## WHAT YOU HAVE TO DO
Will you output all of the data below exactly, omitting the images?

- - -

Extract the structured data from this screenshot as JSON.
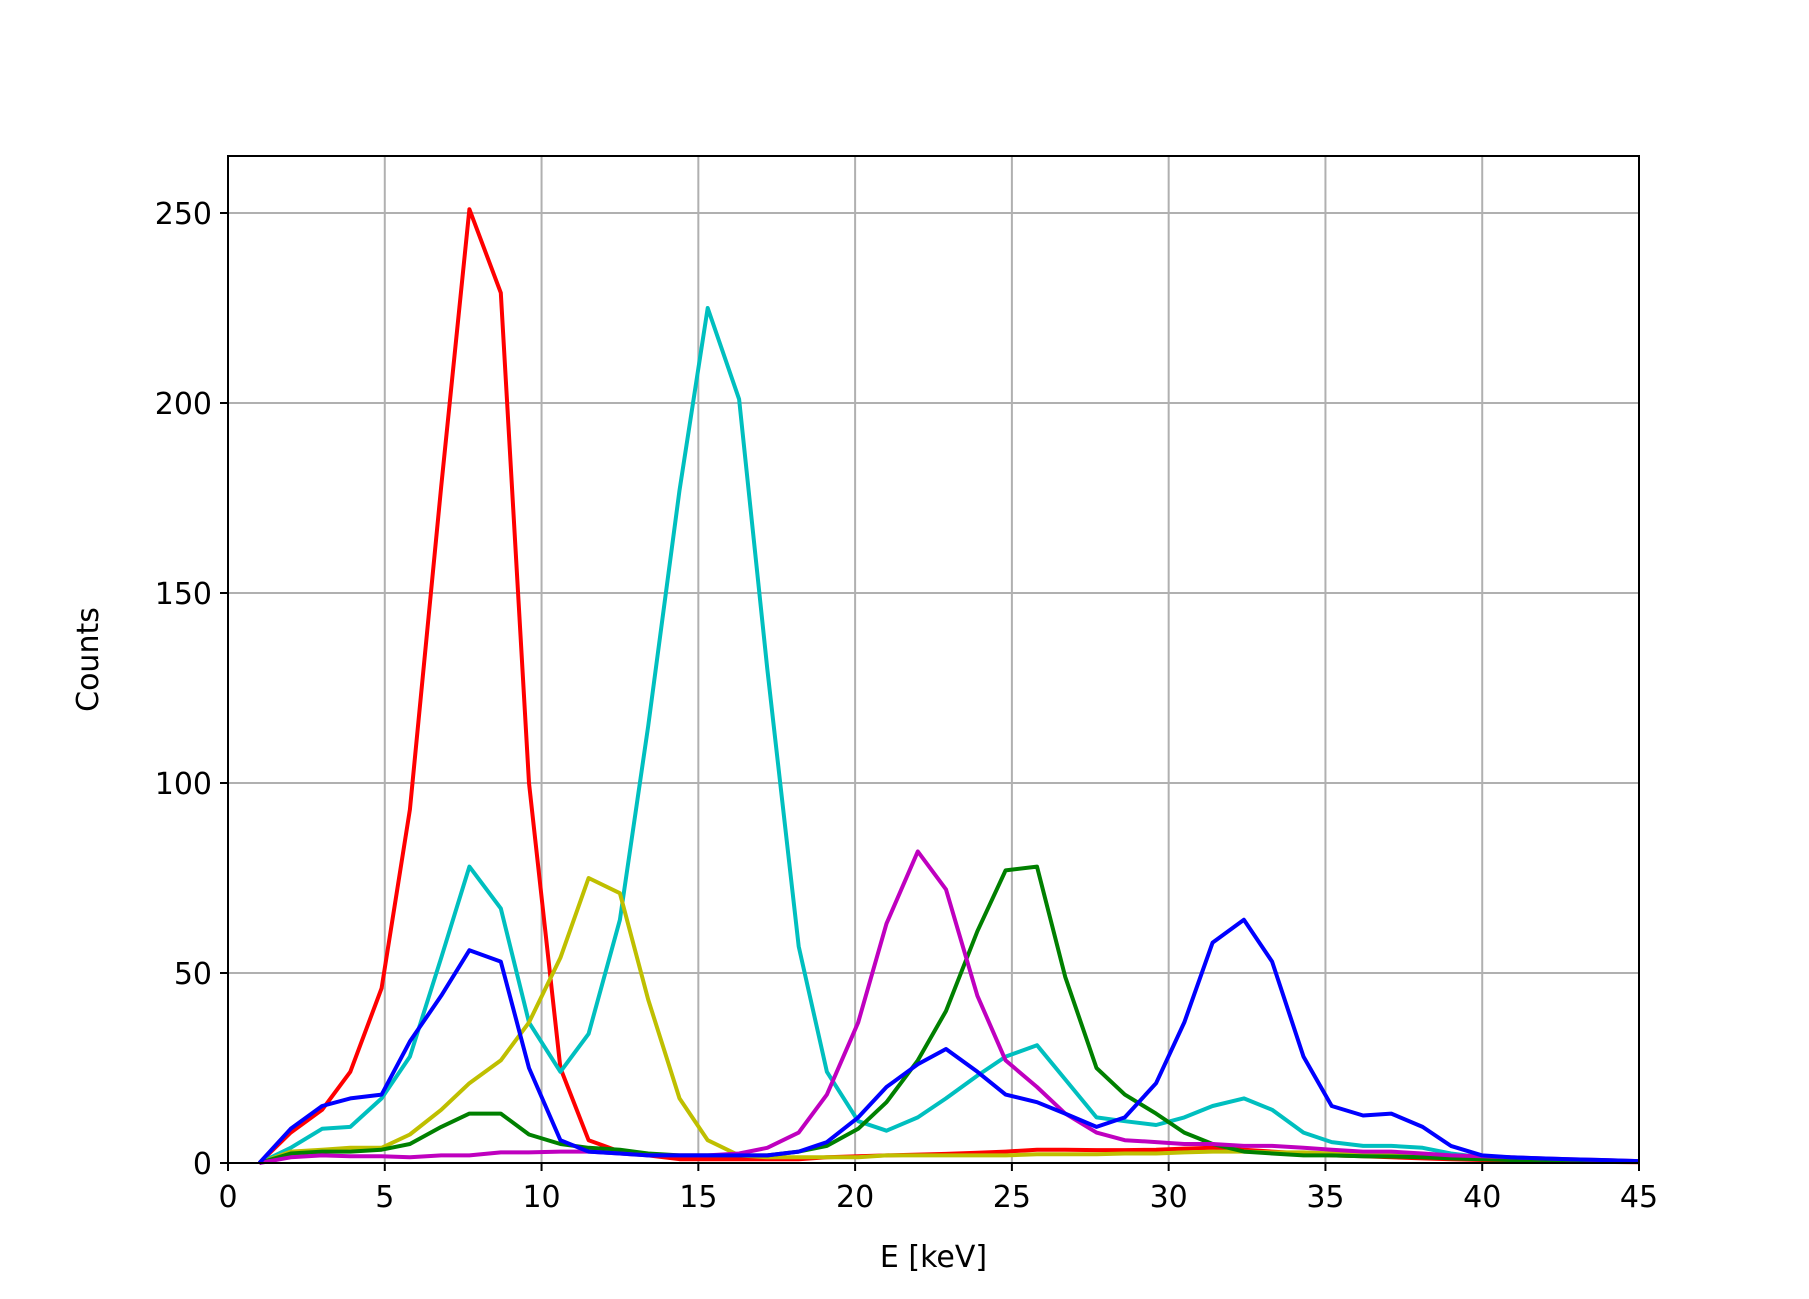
{
  "chart_data": {
    "type": "line",
    "title": "",
    "xlabel": "E [keV]",
    "ylabel": "Counts",
    "xlim": [
      0,
      45
    ],
    "ylim": [
      0,
      265
    ],
    "xticks": [
      "0",
      "5",
      "10",
      "15",
      "20",
      "25",
      "30",
      "35",
      "40",
      "45"
    ],
    "yticks": [
      "0",
      "50",
      "100",
      "150",
      "200",
      "250"
    ],
    "grid": true,
    "legend": "none",
    "x": [
      1.0,
      2.0,
      3.0,
      3.9,
      4.9,
      5.8,
      6.8,
      7.7,
      8.7,
      9.6,
      10.6,
      11.5,
      12.5,
      13.4,
      14.4,
      15.3,
      16.3,
      17.2,
      18.2,
      19.1,
      20.1,
      21.0,
      22.0,
      22.9,
      23.9,
      24.8,
      25.8,
      26.7,
      27.7,
      28.6,
      29.6,
      30.5,
      31.4,
      32.4,
      33.3,
      34.3,
      35.2,
      36.2,
      37.1,
      38.1,
      39.0,
      40.0,
      40.9,
      41.9,
      42.8,
      43.8,
      45.0
    ],
    "series": [
      {
        "color": "#ff0000",
        "values": [
          0,
          8,
          14,
          24,
          46,
          93,
          178,
          251,
          229,
          100,
          25,
          6,
          3,
          2,
          1,
          1,
          1,
          1,
          1,
          1.5,
          1.8,
          2,
          2.2,
          2.4,
          2.7,
          3,
          3.5,
          3.5,
          3.4,
          3.4,
          3.5,
          3.8,
          4,
          3.5,
          3,
          2.5,
          2,
          1.8,
          1.5,
          1.2,
          1,
          0.8,
          0.6,
          0.5,
          0.4,
          0.3,
          0.2
        ]
      },
      {
        "color": "#00bfbf",
        "values": [
          0,
          4,
          9,
          9.5,
          17,
          28,
          54,
          78,
          67,
          37,
          24,
          34,
          64,
          115,
          177,
          225,
          201,
          130,
          57,
          24,
          11,
          8.5,
          12,
          17,
          23,
          28,
          31,
          22,
          12,
          11,
          10,
          12,
          15,
          17,
          14,
          8,
          5.5,
          4.5,
          4.5,
          4,
          2.5,
          1.5,
          1,
          0.8,
          0.6,
          0.4,
          0.3
        ]
      },
      {
        "color": "#bfbf00",
        "values": [
          0,
          3,
          3.5,
          4,
          4,
          7.5,
          14,
          21,
          27,
          37,
          54,
          75,
          71,
          43,
          17,
          6,
          2,
          1.5,
          1.5,
          1.5,
          1.5,
          2,
          2,
          2,
          2,
          2,
          2.3,
          2.3,
          2.3,
          2.5,
          2.5,
          2.8,
          3,
          3,
          2.8,
          2.8,
          2.5,
          2.5,
          2.3,
          2,
          1.8,
          1.5,
          1.2,
          1,
          0.8,
          0.6,
          0.4
        ]
      },
      {
        "color": "#008000",
        "values": [
          0,
          2.5,
          3,
          3,
          3.5,
          5,
          9.5,
          13,
          13,
          7.5,
          5,
          4,
          3.5,
          2.5,
          2,
          2,
          2,
          2,
          3,
          4.5,
          9,
          16,
          27,
          40,
          61,
          77,
          78,
          49,
          25,
          18,
          13,
          8,
          5,
          3,
          2.5,
          2,
          2,
          1.8,
          1.7,
          1.5,
          1.2,
          1,
          0.8,
          0.6,
          0.5,
          0.4,
          0.3
        ]
      },
      {
        "color": "#bf00bf",
        "values": [
          0,
          1.5,
          2,
          1.8,
          1.8,
          1.5,
          2,
          2,
          2.8,
          2.8,
          3,
          3,
          2.5,
          2,
          2,
          2,
          2.5,
          4,
          8,
          18,
          37,
          63,
          82,
          72,
          44,
          27,
          20,
          13,
          8,
          6,
          5.5,
          5,
          5,
          4.5,
          4.5,
          4,
          3.5,
          3,
          3,
          2.5,
          2,
          1.8,
          1.5,
          1.2,
          1,
          0.8,
          0.5
        ]
      },
      {
        "color": "#0000ff",
        "values": [
          0,
          9,
          15,
          17,
          18,
          32,
          44,
          56,
          53,
          25,
          6,
          3,
          2.5,
          2,
          2,
          2,
          2,
          2,
          3,
          5.5,
          12,
          20,
          26,
          30,
          24,
          18,
          16,
          13,
          9.5,
          12,
          21,
          37,
          58,
          64,
          53,
          28,
          15,
          12.5,
          13,
          9.5,
          4.5,
          2,
          1.5,
          1.2,
          1,
          0.8,
          0.5
        ]
      }
    ]
  }
}
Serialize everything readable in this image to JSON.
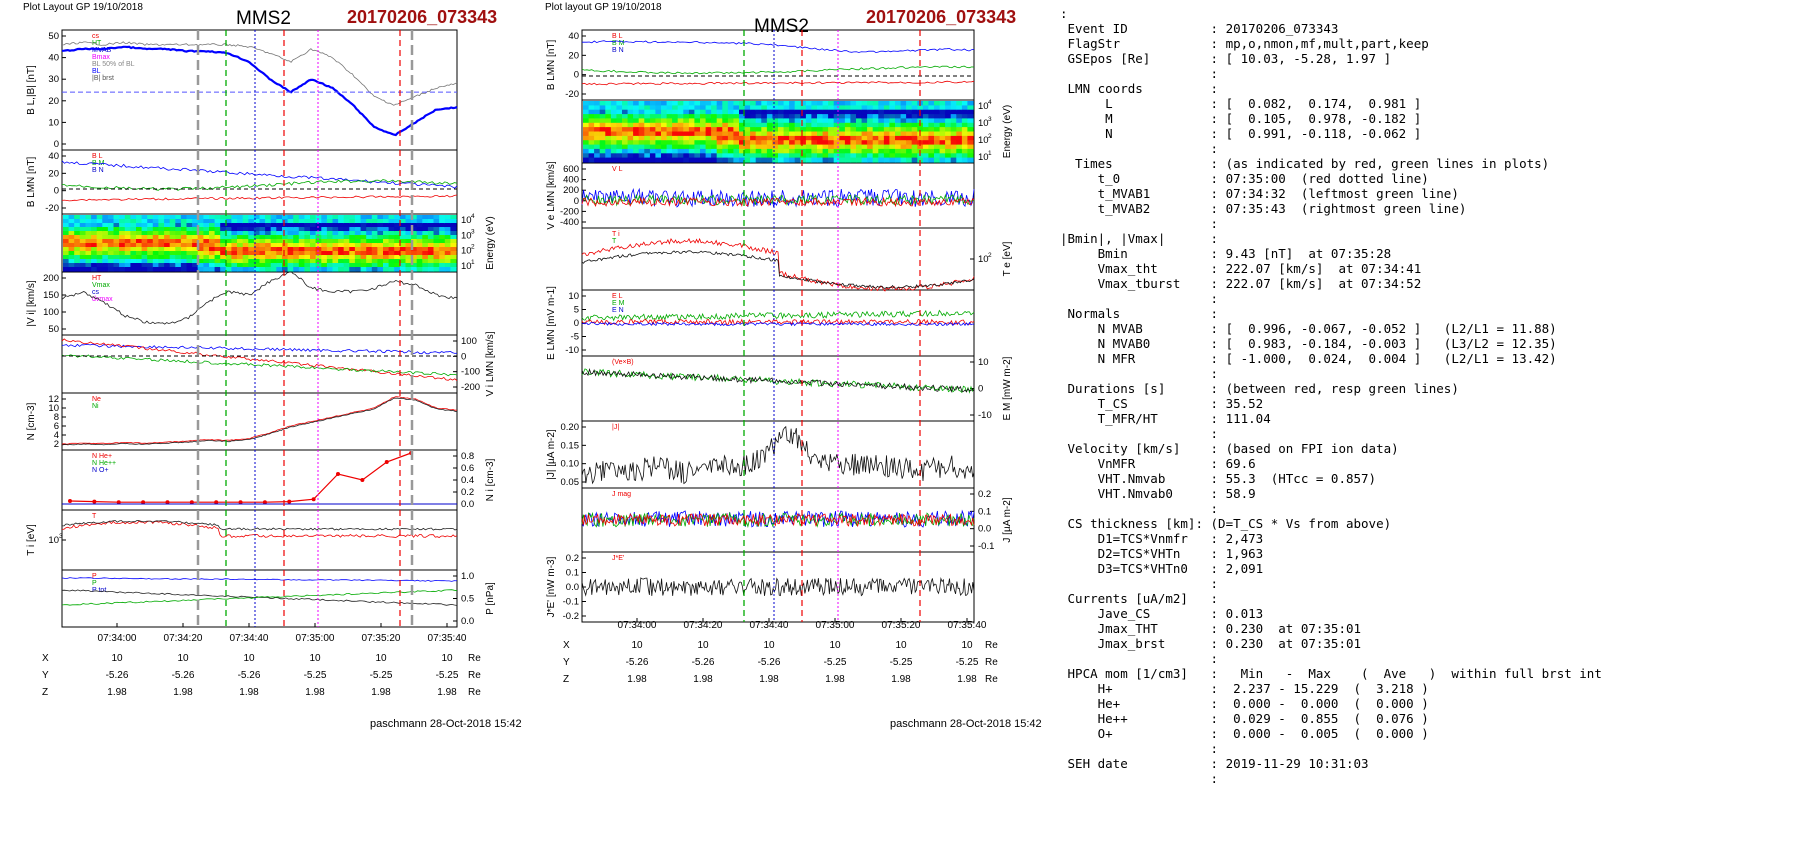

- - -

## FINAL RESULT
Extract the structured data from this screenshot as JSON.
{
  "chart_data": {
    "type": "line",
    "title": "",
    "xlabel": "E [keV]",
    "ylabel": "Counts",
    "xlim": [
      0,
      45
    ],
    "ylim": [
      0,
      265
    ],
    "xticks": [
      "0",
      "5",
      "10",
      "15",
      "20",
      "25",
      "30",
      "35",
      "40",
      "45"
    ],
    "yticks": [
      "0",
      "50",
      "100",
      "150",
      "200",
      "250"
    ],
    "grid": true,
    "legend": "none",
    "x": [
      1.0,
      2.0,
      3.0,
      3.9,
      4.9,
      5.8,
      6.8,
      7.7,
      8.7,
      9.6,
      10.6,
      11.5,
      12.5,
      13.4,
      14.4,
      15.3,
      16.3,
      17.2,
      18.2,
      19.1,
      20.1,
      21.0,
      22.0,
      22.9,
      23.9,
      24.8,
      25.8,
      26.7,
      27.7,
      28.6,
      29.6,
      30.5,
      31.4,
      32.4,
      33.3,
      34.3,
      35.2,
      36.2,
      37.1,
      38.1,
      39.0,
      40.0,
      40.9,
      41.9,
      42.8,
      43.8,
      45.0
    ],
    "series": [
      {
        "color": "#ff0000",
        "values": [
          0,
          8,
          14,
          24,
          46,
          93,
          178,
          251,
          229,
          100,
          25,
          6,
          3,
          2,
          1,
          1,
          1,
          1,
          1,
          1.5,
          1.8,
          2,
          2.2,
          2.4,
          2.7,
          3,
          3.5,
          3.5,
          3.4,
          3.4,
          3.5,
          3.8,
          4,
          3.5,
          3,
          2.5,
          2,
          1.8,
          1.5,
          1.2,
          1,
          0.8,
          0.6,
          0.5,
          0.4,
          0.3,
          0.2
        ]
      },
      {
        "color": "#00bfbf",
        "values": [
          0,
          4,
          9,
          9.5,
          17,
          28,
          54,
          78,
          67,
          37,
          24,
          34,
          64,
          115,
          177,
          225,
          201,
          130,
          57,
          24,
          11,
          8.5,
          12,
          17,
          23,
          28,
          31,
          22,
          12,
          11,
          10,
          12,
          15,
          17,
          14,
          8,
          5.5,
          4.5,
          4.5,
          4,
          2.5,
          1.5,
          1,
          0.8,
          0.6,
          0.4,
          0.3
        ]
      },
      {
        "color": "#bfbf00",
        "values": [
          0,
          3,
          3.5,
          4,
          4,
          7.5,
          14,
          21,
          27,
          37,
          54,
          75,
          71,
          43,
          17,
          6,
          2,
          1.5,
          1.5,
          1.5,
          1.5,
          2,
          2,
          2,
          2,
          2,
          2.3,
          2.3,
          2.3,
          2.5,
          2.5,
          2.8,
          3,
          3,
          2.8,
          2.8,
          2.5,
          2.5,
          2.3,
          2,
          1.8,
          1.5,
          1.2,
          1,
          0.8,
          0.6,
          0.4
        ]
      },
      {
        "color": "#008000",
        "values": [
          0,
          2.5,
          3,
          3,
          3.5,
          5,
          9.5,
          13,
          13,
          7.5,
          5,
          4,
          3.5,
          2.5,
          2,
          2,
          2,
          2,
          3,
          4.5,
          9,
          16,
          27,
          40,
          61,
          77,
          78,
          49,
          25,
          18,
          13,
          8,
          5,
          3,
          2.5,
          2,
          2,
          1.8,
          1.7,
          1.5,
          1.2,
          1,
          0.8,
          0.6,
          0.5,
          0.4,
          0.3
        ]
      },
      {
        "color": "#bf00bf",
        "values": [
          0,
          1.5,
          2,
          1.8,
          1.8,
          1.5,
          2,
          2,
          2.8,
          2.8,
          3,
          3,
          2.5,
          2,
          2,
          2,
          2.5,
          4,
          8,
          18,
          37,
          63,
          82,
          72,
          44,
          27,
          20,
          13,
          8,
          6,
          5.5,
          5,
          5,
          4.5,
          4.5,
          4,
          3.5,
          3,
          3,
          2.5,
          2,
          1.8,
          1.5,
          1.2,
          1,
          0.8,
          0.5
        ]
      },
      {
        "color": "#0000ff",
        "values": [
          0,
          9,
          15,
          17,
          18,
          32,
          44,
          56,
          53,
          25,
          6,
          3,
          2.5,
          2,
          2,
          2,
          2,
          2,
          3,
          5.5,
          12,
          20,
          26,
          30,
          24,
          18,
          16,
          13,
          9.5,
          12,
          21,
          37,
          58,
          64,
          53,
          28,
          15,
          12.5,
          13,
          9.5,
          4.5,
          2,
          1.5,
          1.2,
          1,
          0.8,
          0.5
        ]
      }
    ]
  }
}
Serialize everything readable in this image to JSON.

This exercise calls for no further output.